• Task details: Here are some records. Copy each one exactly.

(Items listed in a dataset)
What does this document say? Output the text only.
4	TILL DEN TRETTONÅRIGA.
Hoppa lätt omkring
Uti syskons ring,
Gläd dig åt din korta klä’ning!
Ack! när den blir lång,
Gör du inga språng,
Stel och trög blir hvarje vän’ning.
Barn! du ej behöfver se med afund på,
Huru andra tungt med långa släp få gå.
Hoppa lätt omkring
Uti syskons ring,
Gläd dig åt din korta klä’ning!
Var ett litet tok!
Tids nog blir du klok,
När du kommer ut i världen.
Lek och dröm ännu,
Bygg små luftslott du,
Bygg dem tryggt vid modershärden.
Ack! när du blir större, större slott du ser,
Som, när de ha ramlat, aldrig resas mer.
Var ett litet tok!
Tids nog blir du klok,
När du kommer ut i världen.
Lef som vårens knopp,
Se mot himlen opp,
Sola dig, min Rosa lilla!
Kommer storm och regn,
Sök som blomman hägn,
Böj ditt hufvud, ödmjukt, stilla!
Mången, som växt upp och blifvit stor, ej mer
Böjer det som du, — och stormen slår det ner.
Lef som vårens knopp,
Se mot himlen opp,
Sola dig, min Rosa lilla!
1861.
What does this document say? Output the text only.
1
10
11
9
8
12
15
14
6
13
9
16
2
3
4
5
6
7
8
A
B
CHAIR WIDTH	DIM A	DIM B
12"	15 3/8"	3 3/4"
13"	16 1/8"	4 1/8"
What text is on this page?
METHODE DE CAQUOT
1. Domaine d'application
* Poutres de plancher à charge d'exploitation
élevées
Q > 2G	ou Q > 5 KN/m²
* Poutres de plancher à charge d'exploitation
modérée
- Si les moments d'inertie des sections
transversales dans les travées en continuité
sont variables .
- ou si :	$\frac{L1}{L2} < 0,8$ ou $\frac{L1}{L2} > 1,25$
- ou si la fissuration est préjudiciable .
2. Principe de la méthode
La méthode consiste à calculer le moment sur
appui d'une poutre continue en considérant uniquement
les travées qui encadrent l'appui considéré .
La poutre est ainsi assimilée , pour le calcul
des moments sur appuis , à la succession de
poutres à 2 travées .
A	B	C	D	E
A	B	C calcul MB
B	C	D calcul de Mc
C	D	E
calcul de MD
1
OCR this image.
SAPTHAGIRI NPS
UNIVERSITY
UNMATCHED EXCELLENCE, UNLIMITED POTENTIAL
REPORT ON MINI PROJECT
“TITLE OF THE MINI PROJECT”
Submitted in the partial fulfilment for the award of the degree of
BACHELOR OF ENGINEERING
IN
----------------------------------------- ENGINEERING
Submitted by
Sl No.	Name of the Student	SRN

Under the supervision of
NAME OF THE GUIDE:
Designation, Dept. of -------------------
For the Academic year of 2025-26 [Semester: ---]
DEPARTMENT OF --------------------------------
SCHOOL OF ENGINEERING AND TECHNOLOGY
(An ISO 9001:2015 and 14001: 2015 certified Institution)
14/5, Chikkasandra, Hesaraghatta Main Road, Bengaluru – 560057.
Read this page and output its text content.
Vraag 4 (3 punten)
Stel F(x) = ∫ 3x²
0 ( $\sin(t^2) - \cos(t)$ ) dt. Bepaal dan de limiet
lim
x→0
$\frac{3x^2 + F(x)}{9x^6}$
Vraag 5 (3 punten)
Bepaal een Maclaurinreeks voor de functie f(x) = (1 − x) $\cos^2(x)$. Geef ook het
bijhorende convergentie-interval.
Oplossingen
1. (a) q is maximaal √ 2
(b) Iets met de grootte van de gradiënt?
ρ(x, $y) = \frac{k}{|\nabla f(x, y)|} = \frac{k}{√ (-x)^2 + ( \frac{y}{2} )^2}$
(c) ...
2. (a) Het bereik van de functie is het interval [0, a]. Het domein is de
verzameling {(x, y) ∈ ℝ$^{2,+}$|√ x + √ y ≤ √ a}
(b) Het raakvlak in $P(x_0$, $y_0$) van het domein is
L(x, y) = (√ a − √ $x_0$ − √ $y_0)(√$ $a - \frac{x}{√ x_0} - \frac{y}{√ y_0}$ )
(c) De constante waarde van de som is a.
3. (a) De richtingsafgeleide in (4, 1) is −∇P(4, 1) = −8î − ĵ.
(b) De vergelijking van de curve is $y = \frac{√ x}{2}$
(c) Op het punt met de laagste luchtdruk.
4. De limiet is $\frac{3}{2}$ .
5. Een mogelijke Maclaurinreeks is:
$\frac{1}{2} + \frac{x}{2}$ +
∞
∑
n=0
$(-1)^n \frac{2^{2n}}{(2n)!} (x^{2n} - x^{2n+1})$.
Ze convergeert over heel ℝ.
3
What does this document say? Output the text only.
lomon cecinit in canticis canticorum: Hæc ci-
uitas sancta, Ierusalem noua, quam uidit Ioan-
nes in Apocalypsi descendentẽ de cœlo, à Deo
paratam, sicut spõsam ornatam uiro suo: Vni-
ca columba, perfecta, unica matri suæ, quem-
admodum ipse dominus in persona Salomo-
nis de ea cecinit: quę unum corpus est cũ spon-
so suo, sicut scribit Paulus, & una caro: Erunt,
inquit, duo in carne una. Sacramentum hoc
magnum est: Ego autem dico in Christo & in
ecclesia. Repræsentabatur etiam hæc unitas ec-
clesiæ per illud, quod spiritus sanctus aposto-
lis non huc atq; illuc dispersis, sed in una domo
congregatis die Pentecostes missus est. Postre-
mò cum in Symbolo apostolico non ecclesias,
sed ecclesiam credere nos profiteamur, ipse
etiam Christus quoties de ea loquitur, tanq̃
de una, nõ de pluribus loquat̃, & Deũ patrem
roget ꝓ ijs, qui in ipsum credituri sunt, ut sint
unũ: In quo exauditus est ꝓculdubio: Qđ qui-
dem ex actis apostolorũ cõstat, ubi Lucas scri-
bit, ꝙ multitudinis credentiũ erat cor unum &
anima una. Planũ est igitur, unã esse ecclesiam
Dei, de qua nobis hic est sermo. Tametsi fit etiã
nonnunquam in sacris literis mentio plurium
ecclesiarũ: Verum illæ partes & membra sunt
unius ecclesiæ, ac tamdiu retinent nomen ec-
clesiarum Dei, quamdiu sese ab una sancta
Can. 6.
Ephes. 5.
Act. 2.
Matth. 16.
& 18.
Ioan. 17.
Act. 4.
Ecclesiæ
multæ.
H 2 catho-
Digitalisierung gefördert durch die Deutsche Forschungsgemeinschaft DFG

• Output for this task:
What does this document say? Output the text only.
4	TILL DEN TRETTONÅRIGA.
Hoppa lätt omkring
Uti syskons ring,
Gläd dig åt din korta klä’ning!
Ack! när den blir lång,
Gör du inga språng,
Stel och trög blir hvarje vän’ning.
Barn! du ej behöfver se med afund på,
Huru andra tungt med långa släp få gå.
Hoppa lätt omkring
Uti syskons ring,
Gläd dig åt din korta klä’ning!
Var ett litet tok!
Tids nog blir du klok,
När du kommer ut i världen.
Lek och dröm ännu,
Bygg små luftslott du,
Bygg dem tryggt vid modershärden.
Ack! när du blir större, större slott du ser,
Som, när de ha ramlat, aldrig resas mer.
Var ett litet tok!
Tids nog blir du klok,
När du kommer ut i världen.
Lef som vårens knopp,
Se mot himlen opp,
Sola dig, min Rosa lilla!
Kommer storm och regn,
Sök som blomman hägn,
Böj ditt hufvud, ödmjukt, stilla!
Mången, som växt upp och blifvit stor, ej mer
Böjer det som du, — och stormen slår det ner.
Lef som vårens knopp,
Se mot himlen opp,
Sola dig, min Rosa lilla!
1861.
What does this document say? Output the text only.
1
10
11
9
8
12
15
14
6
13
9
16
2
3
4
5
6
7
8
A
B
CHAIR WIDTH	DIM A	DIM B
12"	15 3/8"	3 3/4"
13"	16 1/8"	4 1/8"
What text is on this page?
METHODE DE CAQUOT
1. Domaine d'application
* Poutres de plancher à charge d'exploitation
élevées
Q > 2G	ou Q > 5 KN/m²
* Poutres de plancher à charge d'exploitation
modérée
- Si les moments d'inertie des sections
transversales dans les travées en continuité
sont variables .
- ou si :	$\frac{L1}{L2} < 0,8$ ou $\frac{L1}{L2} > 1,25$
- ou si la fissuration est préjudiciable .
2. Principe de la méthode
La méthode consiste à calculer le moment sur
appui d'une poutre continue en considérant uniquement
les travées qui encadrent l'appui considéré .
La poutre est ainsi assimilée , pour le calcul
des moments sur appuis , à la succession de
poutres à 2 travées .
A	B	C	D	E
A	B	C calcul MB
B	C	D calcul de Mc
C	D	E
calcul de MD
1
OCR this image.
SAPTHAGIRI NPS
UNIVERSITY
UNMATCHED EXCELLENCE, UNLIMITED POTENTIAL
REPORT ON MINI PROJECT
“TITLE OF THE MINI PROJECT”
Submitted in the partial fulfilment for the award of the degree of
BACHELOR OF ENGINEERING
IN
----------------------------------------- ENGINEERING
Submitted by
Sl No.	Name of the Student	SRN

Under the supervision of
NAME OF THE GUIDE:
Designation, Dept. of -------------------
For the Academic year of 2025-26 [Semester: ---]
DEPARTMENT OF --------------------------------
SCHOOL OF ENGINEERING AND TECHNOLOGY
(An ISO 9001:2015 and 14001: 2015 certified Institution)
14/5, Chikkasandra, Hesaraghatta Main Road, Bengaluru – 560057.
Read this page and output its text content.
Vraag 4 (3 punten)
Stel F(x) = ∫ 3x²
0 ( $\sin(t^2) - \cos(t)$ ) dt. Bepaal dan de limiet
lim
x→0
$\frac{3x^2 + F(x)}{9x^6}$
Vraag 5 (3 punten)
Bepaal een Maclaurinreeks voor de functie f(x) = (1 − x) $\cos^2(x)$. Geef ook het
bijhorende convergentie-interval.
Oplossingen
1. (a) q is maximaal √ 2
(b) Iets met de grootte van de gradiënt?
ρ(x, $y) = \frac{k}{|\nabla f(x, y)|} = \frac{k}{√ (-x)^2 + ( \frac{y}{2} )^2}$
(c) ...
2. (a) Het bereik van de functie is het interval [0, a]. Het domein is de
verzameling {(x, y) ∈ ℝ$^{2,+}$|√ x + √ y ≤ √ a}
(b) Het raakvlak in $P(x_0$, $y_0$) van het domein is
L(x, y) = (√ a − √ $x_0$ − √ $y_0)(√$ $a - \frac{x}{√ x_0} - \frac{y}{√ y_0}$ )
(c) De constante waarde van de som is a.
3. (a) De richtingsafgeleide in (4, 1) is −∇P(4, 1) = −8î − ĵ.
(b) De vergelijking van de curve is $y = \frac{√ x}{2}$
(c) Op het punt met de laagste luchtdruk.
4. De limiet is $\frac{3}{2}$ .
5. Een mogelijke Maclaurinreeks is:
$\frac{1}{2} + \frac{x}{2}$ +
∞
∑
n=0
$(-1)^n \frac{2^{2n}}{(2n)!} (x^{2n} - x^{2n+1})$.
Ze convergeert over heel ℝ.
3
What does this document say? Output the text only.
lomon cecinit in canticis canticorum: Hæc ci-
uitas sancta, Ierusalem noua, quam uidit Ioan-
nes in Apocalypsi descendentẽ de cœlo, à Deo
paratam, sicut spõsam ornatam uiro suo: Vni-
ca columba, perfecta, unica matri suæ, quem-
admodum ipse dominus in persona Salomo-
nis de ea cecinit: quę unum corpus est cũ spon-
so suo, sicut scribit Paulus, & una caro: Erunt,
inquit, duo in carne una. Sacramentum hoc
magnum est: Ego autem dico in Christo & in
ecclesia. Repræsentabatur etiam hæc unitas ec-
clesiæ per illud, quod spiritus sanctus aposto-
lis non huc atq; illuc dispersis, sed in una domo
congregatis die Pentecostes missus est. Postre-
mò cum in Symbolo apostolico non ecclesias,
sed ecclesiam credere nos profiteamur, ipse
etiam Christus quoties de ea loquitur, tanq̃
de una, nõ de pluribus loquat̃, & Deũ patrem
roget ꝓ ijs, qui in ipsum credituri sunt, ut sint
unũ: In quo exauditus est ꝓculdubio: Qđ qui-
dem ex actis apostolorũ cõstat, ubi Lucas scri-
bit, ꝙ multitudinis credentiũ erat cor unum &
anima una. Planũ est igitur, unã esse ecclesiam
Dei, de qua nobis hic est sermo. Tametsi fit etiã
nonnunquam in sacris literis mentio plurium
ecclesiarũ: Verum illæ partes & membra sunt
unius ecclesiæ, ac tamdiu retinent nomen ec-
clesiarum Dei, quamdiu sese ab una sancta
Can. 6.
Ephes. 5.
Act. 2.
Matth. 16.
& 18.
Ioan. 17.
Act. 4.
Ecclesiæ
multæ.
H 2 catho-
Digitalisierung gefördert durch die Deutsche Forschungsgemeinschaft DFG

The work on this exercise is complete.